[START Records to use]
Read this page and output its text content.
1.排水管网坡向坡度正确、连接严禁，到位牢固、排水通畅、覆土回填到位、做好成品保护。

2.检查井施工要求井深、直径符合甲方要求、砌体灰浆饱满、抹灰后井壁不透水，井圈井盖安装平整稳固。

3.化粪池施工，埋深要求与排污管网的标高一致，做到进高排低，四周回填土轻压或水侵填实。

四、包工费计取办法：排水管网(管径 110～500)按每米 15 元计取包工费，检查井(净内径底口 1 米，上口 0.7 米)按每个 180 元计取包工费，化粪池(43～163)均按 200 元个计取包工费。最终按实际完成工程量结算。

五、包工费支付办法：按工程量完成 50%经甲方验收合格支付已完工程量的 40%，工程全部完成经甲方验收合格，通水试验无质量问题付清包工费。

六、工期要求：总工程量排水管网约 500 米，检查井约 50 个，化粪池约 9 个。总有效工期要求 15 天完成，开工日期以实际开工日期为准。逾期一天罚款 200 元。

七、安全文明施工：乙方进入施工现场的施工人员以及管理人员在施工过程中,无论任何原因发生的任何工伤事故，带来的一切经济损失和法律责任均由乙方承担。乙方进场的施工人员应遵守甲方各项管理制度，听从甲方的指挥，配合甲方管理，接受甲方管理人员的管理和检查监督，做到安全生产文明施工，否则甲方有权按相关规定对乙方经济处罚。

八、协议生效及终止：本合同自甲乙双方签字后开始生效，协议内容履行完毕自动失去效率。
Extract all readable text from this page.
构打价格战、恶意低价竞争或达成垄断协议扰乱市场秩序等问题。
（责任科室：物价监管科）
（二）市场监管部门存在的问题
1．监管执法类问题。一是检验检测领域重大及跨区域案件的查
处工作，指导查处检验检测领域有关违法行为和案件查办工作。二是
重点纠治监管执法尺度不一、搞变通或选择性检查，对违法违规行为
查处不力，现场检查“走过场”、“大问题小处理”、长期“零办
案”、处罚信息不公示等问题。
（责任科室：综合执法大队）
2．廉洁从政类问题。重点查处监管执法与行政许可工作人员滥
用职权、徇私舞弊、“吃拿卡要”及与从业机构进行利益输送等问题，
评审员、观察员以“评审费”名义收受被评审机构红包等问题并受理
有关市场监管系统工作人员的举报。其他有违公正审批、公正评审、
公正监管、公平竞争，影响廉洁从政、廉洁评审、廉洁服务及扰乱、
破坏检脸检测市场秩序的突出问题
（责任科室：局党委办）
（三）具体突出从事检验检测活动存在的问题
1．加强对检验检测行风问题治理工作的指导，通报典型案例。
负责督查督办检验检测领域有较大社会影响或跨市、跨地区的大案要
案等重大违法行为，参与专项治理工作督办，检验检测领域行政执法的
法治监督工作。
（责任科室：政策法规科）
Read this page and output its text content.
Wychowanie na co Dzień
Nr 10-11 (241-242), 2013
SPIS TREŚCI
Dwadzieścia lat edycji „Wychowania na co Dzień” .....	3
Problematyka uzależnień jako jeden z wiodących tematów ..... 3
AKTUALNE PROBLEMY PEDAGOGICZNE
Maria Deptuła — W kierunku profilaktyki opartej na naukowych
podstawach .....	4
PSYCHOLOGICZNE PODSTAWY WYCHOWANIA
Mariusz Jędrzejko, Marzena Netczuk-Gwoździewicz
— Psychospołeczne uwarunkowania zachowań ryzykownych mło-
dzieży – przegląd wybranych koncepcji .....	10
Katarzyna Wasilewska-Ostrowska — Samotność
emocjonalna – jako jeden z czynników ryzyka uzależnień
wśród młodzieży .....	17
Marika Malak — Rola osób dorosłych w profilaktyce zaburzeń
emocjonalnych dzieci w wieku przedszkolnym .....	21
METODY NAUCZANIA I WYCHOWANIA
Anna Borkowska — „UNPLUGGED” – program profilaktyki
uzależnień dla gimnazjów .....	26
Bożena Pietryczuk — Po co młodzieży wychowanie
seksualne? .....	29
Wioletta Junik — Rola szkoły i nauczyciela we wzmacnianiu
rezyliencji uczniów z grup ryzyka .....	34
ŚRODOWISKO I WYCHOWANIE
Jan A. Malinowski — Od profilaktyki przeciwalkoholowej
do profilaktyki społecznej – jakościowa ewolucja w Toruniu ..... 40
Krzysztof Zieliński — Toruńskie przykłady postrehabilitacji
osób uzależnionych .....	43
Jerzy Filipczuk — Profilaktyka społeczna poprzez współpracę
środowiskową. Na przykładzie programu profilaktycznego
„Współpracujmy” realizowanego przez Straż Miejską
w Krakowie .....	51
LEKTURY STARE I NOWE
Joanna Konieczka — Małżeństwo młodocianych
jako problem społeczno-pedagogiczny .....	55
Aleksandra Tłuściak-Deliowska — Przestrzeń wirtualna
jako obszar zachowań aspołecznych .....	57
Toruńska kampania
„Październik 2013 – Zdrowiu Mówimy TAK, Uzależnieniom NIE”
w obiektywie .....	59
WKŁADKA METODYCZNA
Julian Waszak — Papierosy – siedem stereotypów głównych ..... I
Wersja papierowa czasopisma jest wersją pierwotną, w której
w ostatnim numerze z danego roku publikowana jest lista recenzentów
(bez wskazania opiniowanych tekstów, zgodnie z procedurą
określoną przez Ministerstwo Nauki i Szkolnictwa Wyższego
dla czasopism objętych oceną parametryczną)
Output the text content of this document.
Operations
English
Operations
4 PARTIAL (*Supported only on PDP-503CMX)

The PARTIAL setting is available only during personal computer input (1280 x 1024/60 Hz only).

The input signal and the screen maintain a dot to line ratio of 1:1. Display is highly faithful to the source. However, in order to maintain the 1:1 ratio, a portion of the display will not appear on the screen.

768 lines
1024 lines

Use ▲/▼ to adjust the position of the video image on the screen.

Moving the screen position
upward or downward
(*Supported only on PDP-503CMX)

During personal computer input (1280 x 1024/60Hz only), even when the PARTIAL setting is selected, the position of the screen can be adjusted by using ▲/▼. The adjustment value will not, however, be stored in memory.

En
[END Records to use]
▶ _Aim_:
Give again the lines from the line holding "Output the text content of this document." through the close of the listing, both included, exactly as written and with nothing else.

▶ _Solution below_:
Output the text content of this document.
Operations
English
Operations
4 PARTIAL (*Supported only on PDP-503CMX)

The PARTIAL setting is available only during personal computer input (1280 x 1024/60 Hz only).

The input signal and the screen maintain a dot to line ratio of 1:1. Display is highly faithful to the source. However, in order to maintain the 1:1 ratio, a portion of the display will not appear on the screen.

768 lines
1024 lines

Use ▲/▼ to adjust the position of the video image on the screen.

Moving the screen position
upward or downward
(*Supported only on PDP-503CMX)

During personal computer input (1280 x 1024/60Hz only), even when the PARTIAL setting is selected, the position of the screen can be adjusted by using ▲/▼. The adjustment value will not, however, be stored in memory.

En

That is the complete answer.